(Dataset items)
==============================

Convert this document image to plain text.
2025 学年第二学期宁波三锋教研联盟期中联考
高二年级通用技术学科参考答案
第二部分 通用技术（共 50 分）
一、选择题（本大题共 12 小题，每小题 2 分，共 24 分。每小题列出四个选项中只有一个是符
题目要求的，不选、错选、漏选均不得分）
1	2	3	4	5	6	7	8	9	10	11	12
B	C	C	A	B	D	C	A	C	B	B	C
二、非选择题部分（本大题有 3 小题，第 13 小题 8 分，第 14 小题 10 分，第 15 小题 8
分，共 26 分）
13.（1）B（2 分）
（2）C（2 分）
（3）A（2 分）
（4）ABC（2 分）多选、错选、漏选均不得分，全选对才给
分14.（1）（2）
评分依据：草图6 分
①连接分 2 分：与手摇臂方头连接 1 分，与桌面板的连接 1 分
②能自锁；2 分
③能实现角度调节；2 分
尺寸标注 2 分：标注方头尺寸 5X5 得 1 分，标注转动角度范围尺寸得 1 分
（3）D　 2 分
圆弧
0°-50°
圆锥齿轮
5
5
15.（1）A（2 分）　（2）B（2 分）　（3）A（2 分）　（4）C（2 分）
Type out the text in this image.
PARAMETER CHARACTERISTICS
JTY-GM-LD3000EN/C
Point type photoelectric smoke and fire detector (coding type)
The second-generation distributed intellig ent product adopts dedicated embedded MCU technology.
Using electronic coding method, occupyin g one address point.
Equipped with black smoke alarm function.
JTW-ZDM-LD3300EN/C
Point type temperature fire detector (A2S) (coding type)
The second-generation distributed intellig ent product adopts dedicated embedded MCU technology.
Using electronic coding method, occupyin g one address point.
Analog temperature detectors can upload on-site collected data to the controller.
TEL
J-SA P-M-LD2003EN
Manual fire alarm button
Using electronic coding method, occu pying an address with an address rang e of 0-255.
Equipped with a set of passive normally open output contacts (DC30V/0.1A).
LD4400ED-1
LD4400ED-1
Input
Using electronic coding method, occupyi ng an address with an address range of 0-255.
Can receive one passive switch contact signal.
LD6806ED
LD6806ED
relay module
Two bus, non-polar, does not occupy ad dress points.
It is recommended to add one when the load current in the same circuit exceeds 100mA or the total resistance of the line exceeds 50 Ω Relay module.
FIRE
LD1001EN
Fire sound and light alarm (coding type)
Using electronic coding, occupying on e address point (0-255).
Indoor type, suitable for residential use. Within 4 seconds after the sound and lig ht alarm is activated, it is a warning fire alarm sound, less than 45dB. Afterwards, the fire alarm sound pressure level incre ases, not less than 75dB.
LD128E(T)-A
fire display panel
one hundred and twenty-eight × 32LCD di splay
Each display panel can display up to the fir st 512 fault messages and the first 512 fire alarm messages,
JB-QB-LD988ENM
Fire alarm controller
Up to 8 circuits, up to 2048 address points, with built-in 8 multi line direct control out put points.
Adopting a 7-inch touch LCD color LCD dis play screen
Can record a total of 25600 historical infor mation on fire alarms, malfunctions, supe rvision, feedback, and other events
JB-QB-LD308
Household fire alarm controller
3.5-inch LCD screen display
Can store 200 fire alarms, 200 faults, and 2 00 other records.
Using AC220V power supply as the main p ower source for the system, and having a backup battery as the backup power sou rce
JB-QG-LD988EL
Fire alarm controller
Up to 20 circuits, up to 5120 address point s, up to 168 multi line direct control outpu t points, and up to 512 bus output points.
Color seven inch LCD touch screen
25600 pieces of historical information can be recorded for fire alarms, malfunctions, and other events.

==============================

Direction>
Note every line above where the string "electronic" shows up, and copy those lines.

Complete response>
Using electronic coding method, occupyin g one address point.
Using electronic coding method, occupyin g one address point.
Using electronic coding method, occu pying an address with an address rang e of 0-255.
Using electronic coding method, occupyi ng an address with an address range of 0-255.
Using electronic coding, occupying on e address point (0-255).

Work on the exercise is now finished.